**Extracted records:**
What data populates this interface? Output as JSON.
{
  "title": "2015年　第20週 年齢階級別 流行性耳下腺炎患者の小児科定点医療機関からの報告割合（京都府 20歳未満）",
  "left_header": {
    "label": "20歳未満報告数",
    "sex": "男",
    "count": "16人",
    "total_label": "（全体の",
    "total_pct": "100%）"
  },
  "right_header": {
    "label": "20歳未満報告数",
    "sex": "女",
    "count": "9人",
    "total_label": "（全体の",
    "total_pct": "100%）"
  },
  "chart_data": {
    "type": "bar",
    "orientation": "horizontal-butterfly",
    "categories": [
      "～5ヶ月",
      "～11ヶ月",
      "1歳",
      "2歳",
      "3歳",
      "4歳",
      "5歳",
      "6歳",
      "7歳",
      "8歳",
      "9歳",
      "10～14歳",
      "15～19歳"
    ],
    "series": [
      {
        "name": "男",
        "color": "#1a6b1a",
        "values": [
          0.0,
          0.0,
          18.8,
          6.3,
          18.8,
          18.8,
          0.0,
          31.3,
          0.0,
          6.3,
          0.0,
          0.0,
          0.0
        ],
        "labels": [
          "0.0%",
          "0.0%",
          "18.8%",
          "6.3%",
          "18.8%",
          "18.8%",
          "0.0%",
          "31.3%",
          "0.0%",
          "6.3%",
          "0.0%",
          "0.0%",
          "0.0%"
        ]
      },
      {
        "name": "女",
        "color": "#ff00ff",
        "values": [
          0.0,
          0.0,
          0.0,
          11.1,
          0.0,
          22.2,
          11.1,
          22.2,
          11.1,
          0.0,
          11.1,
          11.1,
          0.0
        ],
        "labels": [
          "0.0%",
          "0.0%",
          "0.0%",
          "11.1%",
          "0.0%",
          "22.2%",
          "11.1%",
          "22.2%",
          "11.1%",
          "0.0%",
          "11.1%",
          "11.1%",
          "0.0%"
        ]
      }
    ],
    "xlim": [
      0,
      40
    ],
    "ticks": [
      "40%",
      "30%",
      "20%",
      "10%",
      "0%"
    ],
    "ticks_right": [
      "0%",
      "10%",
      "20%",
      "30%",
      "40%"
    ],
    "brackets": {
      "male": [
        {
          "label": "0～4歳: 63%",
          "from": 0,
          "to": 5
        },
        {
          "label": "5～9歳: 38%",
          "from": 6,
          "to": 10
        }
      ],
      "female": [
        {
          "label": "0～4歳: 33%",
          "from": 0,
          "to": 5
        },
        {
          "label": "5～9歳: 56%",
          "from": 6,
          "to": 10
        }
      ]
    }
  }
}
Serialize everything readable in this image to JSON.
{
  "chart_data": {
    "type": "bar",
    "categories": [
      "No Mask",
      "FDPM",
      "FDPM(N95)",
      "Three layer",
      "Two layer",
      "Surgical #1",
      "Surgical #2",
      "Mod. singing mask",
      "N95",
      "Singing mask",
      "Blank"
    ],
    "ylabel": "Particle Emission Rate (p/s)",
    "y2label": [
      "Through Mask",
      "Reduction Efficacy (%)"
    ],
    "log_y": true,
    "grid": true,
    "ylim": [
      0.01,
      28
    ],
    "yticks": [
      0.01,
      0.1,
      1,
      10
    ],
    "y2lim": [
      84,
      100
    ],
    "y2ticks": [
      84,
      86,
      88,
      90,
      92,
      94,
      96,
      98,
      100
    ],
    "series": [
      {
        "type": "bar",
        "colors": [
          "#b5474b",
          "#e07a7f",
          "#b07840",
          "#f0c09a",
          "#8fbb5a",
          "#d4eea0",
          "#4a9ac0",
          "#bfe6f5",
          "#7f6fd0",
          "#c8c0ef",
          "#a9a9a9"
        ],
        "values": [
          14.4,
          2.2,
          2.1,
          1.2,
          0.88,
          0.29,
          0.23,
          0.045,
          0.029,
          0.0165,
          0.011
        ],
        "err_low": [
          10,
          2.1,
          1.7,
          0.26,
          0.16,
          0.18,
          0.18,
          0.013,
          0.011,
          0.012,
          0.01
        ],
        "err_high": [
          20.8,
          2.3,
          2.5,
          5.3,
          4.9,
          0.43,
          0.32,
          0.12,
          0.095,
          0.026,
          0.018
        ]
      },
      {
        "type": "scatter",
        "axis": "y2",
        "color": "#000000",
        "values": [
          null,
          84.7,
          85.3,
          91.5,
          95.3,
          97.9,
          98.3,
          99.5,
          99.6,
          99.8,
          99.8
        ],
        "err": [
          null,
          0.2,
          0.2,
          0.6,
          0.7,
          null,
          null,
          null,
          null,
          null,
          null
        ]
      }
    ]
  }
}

**Job:**
Please repeat the material above, word for word and in full.

**Full solution:**
What data populates this interface? Output as JSON.
{
  "title": "2015年　第20週 年齢階級別 流行性耳下腺炎患者の小児科定点医療機関からの報告割合（京都府 20歳未満）",
  "left_header": {
    "label": "20歳未満報告数",
    "sex": "男",
    "count": "16人",
    "total_label": "（全体の",
    "total_pct": "100%）"
  },
  "right_header": {
    "label": "20歳未満報告数",
    "sex": "女",
    "count": "9人",
    "total_label": "（全体の",
    "total_pct": "100%）"
  },
  "chart_data": {
    "type": "bar",
    "orientation": "horizontal-butterfly",
    "categories": [
      "～5ヶ月",
      "～11ヶ月",
      "1歳",
      "2歳",
      "3歳",
      "4歳",
      "5歳",
      "6歳",
      "7歳",
      "8歳",
      "9歳",
      "10～14歳",
      "15～19歳"
    ],
    "series": [
      {
        "name": "男",
        "color": "#1a6b1a",
        "values": [
          0.0,
          0.0,
          18.8,
          6.3,
          18.8,
          18.8,
          0.0,
          31.3,
          0.0,
          6.3,
          0.0,
          0.0,
          0.0
        ],
        "labels": [
          "0.0%",
          "0.0%",
          "18.8%",
          "6.3%",
          "18.8%",
          "18.8%",
          "0.0%",
          "31.3%",
          "0.0%",
          "6.3%",
          "0.0%",
          "0.0%",
          "0.0%"
        ]
      },
      {
        "name": "女",
        "color": "#ff00ff",
        "values": [
          0.0,
          0.0,
          0.0,
          11.1,
          0.0,
          22.2,
          11.1,
          22.2,
          11.1,
          0.0,
          11.1,
          11.1,
          0.0
        ],
        "labels": [
          "0.0%",
          "0.0%",
          "0.0%",
          "11.1%",
          "0.0%",
          "22.2%",
          "11.1%",
          "22.2%",
          "11.1%",
          "0.0%",
          "11.1%",
          "11.1%",
          "0.0%"
        ]
      }
    ],
    "xlim": [
      0,
      40
    ],
    "ticks": [
      "40%",
      "30%",
      "20%",
      "10%",
      "0%"
    ],
    "ticks_right": [
      "0%",
      "10%",
      "20%",
      "30%",
      "40%"
    ],
    "brackets": {
      "male": [
        {
          "label": "0～4歳: 63%",
          "from": 0,
          "to": 5
        },
        {
          "label": "5～9歳: 38%",
          "from": 6,
          "to": 10
        }
      ],
      "female": [
        {
          "label": "0～4歳: 33%",
          "from": 0,
          "to": 5
        },
        {
          "label": "5～9歳: 56%",
          "from": 6,
          "to": 10
        }
      ]
    }
  }
}
Serialize everything readable in this image to JSON.
{
  "chart_data": {
    "type": "bar",
    "categories": [
      "No Mask",
      "FDPM",
      "FDPM(N95)",
      "Three layer",
      "Two layer",
      "Surgical #1",
      "Surgical #2",
      "Mod. singing mask",
      "N95",
      "Singing mask",
      "Blank"
    ],
    "ylabel": "Particle Emission Rate (p/s)",
    "y2label": [
      "Through Mask",
      "Reduction Efficacy (%)"
    ],
    "log_y": true,
    "grid": true,
    "ylim": [
      0.01,
      28
    ],
    "yticks": [
      0.01,
      0.1,
      1,
      10
    ],
    "y2lim": [
      84,
      100
    ],
    "y2ticks": [
      84,
      86,
      88,
      90,
      92,
      94,
      96,
      98,
      100
    ],
    "series": [
      {
        "type": "bar",
        "colors": [
          "#b5474b",
          "#e07a7f",
          "#b07840",
          "#f0c09a",
          "#8fbb5a",
          "#d4eea0",
          "#4a9ac0",
          "#bfe6f5",
          "#7f6fd0",
          "#c8c0ef",
          "#a9a9a9"
        ],
        "values": [
          14.4,
          2.2,
          2.1,
          1.2,
          0.88,
          0.29,
          0.23,
          0.045,
          0.029,
          0.0165,
          0.011
        ],
        "err_low": [
          10,
          2.1,
          1.7,
          0.26,
          0.16,
          0.18,
          0.18,
          0.013,
          0.011,
          0.012,
          0.01
        ],
        "err_high": [
          20.8,
          2.3,
          2.5,
          5.3,
          4.9,
          0.43,
          0.32,
          0.12,
          0.095,
          0.026,
          0.018
        ]
      },
      {
        "type": "scatter",
        "axis": "y2",
        "color": "#000000",
        "values": [
          null,
          84.7,
          85.3,
          91.5,
          95.3,
          97.9,
          98.3,
          99.5,
          99.6,
          99.8,
          99.8
        ],
        "err": [
          null,
          0.2,
          0.2,
          0.6,
          0.7,
          null,
          null,
          null,
          null,
          null,
          null
        ]
      }
    ]
  }
}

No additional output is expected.